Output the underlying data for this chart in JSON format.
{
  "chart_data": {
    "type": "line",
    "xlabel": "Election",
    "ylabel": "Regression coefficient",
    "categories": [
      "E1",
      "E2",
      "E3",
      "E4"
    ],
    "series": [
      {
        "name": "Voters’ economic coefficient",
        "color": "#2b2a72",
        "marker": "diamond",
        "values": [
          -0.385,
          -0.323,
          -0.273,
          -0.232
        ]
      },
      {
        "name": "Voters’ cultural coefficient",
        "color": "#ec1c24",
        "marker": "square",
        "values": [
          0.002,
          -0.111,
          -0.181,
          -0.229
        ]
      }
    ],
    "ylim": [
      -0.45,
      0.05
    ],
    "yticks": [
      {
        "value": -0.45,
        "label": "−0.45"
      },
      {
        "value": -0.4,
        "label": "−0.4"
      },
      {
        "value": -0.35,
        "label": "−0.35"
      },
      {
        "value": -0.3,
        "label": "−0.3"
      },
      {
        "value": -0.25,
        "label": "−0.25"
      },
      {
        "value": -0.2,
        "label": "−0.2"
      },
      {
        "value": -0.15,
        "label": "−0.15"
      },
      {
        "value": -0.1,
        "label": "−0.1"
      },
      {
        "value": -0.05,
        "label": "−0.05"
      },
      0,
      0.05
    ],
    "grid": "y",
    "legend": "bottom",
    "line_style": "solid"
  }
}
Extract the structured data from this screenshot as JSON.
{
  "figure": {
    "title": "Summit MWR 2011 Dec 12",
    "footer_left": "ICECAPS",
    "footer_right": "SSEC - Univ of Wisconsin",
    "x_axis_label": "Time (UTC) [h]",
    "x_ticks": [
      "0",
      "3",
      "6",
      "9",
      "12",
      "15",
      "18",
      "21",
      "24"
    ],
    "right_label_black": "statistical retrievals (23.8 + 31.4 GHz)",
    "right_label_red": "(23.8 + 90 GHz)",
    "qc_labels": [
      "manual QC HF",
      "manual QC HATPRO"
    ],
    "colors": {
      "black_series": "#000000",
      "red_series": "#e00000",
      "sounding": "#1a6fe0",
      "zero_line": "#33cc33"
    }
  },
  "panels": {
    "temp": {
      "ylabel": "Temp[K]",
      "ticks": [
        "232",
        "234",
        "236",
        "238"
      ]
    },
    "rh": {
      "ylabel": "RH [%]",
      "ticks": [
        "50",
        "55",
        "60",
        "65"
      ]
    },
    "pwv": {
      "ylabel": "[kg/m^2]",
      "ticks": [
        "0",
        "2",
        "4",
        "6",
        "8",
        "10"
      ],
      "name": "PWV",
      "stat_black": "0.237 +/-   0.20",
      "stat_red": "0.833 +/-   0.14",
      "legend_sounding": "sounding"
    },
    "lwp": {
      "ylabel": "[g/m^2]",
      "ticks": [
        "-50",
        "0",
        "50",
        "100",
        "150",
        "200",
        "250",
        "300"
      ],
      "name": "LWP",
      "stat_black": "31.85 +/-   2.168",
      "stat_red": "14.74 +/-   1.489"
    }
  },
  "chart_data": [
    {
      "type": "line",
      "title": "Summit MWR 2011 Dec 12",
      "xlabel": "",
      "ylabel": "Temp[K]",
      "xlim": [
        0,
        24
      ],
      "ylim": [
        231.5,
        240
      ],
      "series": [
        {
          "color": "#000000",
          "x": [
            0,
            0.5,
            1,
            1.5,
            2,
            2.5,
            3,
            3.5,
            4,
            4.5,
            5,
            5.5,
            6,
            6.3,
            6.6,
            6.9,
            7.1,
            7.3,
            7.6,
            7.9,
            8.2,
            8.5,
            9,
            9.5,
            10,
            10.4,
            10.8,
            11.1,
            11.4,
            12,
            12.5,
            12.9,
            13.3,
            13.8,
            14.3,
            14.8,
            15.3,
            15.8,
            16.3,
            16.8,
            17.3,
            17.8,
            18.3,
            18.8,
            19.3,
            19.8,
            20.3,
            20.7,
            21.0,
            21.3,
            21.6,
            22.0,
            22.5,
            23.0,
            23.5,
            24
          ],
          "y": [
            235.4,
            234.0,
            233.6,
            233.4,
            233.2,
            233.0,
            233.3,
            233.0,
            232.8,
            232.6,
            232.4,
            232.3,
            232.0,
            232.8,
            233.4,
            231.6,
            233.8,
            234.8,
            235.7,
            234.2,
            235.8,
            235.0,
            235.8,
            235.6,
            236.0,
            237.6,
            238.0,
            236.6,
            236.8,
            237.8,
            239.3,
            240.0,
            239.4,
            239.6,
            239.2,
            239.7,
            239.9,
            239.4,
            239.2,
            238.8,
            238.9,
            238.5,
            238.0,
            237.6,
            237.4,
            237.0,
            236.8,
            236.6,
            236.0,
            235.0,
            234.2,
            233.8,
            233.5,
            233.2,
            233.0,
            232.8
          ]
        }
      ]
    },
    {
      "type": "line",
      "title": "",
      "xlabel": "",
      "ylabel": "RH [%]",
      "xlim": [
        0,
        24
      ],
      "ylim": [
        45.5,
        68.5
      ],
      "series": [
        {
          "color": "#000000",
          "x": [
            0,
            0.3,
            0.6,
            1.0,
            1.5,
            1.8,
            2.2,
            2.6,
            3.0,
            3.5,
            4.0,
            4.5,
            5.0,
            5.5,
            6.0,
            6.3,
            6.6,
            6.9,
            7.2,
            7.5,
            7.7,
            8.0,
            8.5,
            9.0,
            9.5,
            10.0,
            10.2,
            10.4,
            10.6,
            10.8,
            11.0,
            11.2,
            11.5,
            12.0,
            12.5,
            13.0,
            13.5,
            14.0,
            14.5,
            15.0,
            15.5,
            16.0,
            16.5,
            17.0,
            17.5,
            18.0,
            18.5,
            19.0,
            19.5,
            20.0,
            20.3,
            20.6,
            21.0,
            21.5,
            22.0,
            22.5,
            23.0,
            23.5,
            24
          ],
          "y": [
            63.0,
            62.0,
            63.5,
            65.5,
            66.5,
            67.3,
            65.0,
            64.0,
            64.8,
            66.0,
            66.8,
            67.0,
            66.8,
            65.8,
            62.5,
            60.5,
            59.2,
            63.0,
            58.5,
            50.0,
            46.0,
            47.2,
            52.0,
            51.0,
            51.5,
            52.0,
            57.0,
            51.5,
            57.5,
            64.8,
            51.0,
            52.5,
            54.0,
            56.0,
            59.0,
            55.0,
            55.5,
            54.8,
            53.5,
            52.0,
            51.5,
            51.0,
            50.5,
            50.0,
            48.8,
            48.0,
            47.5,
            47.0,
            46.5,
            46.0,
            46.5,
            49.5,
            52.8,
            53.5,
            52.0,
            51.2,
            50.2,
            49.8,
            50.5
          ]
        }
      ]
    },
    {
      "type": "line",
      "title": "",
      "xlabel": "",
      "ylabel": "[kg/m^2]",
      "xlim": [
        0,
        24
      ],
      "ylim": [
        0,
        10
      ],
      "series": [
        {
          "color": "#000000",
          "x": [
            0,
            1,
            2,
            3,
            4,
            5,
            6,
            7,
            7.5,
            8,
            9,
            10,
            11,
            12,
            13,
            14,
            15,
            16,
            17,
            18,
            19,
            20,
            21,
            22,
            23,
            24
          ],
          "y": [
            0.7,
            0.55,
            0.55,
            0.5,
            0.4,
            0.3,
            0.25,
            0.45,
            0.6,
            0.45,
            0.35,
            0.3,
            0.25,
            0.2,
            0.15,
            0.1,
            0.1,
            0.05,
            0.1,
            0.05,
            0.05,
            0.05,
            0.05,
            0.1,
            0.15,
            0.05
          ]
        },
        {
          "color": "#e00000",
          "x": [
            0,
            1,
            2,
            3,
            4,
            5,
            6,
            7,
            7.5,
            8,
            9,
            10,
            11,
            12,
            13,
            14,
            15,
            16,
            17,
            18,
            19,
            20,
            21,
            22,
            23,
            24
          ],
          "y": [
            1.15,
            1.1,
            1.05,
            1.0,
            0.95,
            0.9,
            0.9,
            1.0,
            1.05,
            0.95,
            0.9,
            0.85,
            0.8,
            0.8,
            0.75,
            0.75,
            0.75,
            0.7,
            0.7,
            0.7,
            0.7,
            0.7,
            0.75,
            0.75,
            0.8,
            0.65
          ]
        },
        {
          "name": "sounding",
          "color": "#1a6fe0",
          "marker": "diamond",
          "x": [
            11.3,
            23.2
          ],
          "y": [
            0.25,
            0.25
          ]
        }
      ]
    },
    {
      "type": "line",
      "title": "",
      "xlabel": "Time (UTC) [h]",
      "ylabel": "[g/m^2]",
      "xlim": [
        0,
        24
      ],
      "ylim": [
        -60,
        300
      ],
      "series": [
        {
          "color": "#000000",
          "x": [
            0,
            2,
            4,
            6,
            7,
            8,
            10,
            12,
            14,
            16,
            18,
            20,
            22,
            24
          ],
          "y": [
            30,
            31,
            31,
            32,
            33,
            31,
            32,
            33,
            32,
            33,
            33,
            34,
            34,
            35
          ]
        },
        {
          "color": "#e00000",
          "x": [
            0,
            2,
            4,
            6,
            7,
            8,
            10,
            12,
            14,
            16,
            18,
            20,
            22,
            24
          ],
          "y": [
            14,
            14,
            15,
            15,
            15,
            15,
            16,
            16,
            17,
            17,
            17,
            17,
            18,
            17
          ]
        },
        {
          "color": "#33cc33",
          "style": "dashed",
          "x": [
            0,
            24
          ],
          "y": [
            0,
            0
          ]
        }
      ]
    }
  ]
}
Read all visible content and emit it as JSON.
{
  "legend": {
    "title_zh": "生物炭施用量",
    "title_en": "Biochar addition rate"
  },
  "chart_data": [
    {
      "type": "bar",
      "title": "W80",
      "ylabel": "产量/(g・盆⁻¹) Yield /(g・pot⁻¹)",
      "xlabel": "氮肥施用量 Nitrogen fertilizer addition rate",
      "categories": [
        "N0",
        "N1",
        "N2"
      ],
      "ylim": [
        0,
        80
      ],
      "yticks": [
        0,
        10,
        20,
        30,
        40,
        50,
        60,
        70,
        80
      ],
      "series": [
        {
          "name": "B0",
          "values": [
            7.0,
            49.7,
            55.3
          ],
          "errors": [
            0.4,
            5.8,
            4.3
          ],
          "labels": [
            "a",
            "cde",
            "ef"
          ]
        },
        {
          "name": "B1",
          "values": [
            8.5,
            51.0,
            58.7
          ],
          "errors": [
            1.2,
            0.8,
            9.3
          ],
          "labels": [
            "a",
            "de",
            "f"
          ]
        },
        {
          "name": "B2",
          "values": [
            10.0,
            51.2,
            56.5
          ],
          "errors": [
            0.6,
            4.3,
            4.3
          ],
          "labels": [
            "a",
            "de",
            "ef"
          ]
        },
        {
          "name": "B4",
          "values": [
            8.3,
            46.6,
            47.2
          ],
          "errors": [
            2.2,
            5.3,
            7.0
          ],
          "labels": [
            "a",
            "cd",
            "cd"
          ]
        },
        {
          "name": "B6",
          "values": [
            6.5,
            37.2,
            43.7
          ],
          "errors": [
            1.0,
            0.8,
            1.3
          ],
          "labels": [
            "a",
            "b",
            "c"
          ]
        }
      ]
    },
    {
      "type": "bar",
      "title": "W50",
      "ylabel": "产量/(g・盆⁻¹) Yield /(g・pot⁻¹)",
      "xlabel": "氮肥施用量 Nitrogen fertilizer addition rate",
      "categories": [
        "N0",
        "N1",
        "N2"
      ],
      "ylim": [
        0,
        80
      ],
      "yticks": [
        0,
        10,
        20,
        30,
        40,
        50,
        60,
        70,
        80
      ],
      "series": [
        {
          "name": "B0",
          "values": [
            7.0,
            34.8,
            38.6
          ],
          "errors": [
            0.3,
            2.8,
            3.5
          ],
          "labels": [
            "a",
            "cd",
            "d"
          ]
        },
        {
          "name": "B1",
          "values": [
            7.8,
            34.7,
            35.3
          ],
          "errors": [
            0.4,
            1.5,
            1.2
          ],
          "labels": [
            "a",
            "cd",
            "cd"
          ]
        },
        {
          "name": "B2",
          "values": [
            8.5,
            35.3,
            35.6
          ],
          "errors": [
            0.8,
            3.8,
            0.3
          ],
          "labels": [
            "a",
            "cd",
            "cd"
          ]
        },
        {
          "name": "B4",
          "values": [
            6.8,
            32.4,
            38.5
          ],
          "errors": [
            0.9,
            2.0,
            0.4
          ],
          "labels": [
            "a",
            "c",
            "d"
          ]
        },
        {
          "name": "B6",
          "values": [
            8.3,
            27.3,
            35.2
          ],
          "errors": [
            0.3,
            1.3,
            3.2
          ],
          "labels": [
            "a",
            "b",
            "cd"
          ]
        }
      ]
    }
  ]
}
────
Check each line of the entries above, and show every one holding the word "coefficient".

_THE ANSWER:_
    "ylabel": "Regression coefficient",
        "name": "Voters’ economic coefficient",
        "name": "Voters’ cultural coefficient",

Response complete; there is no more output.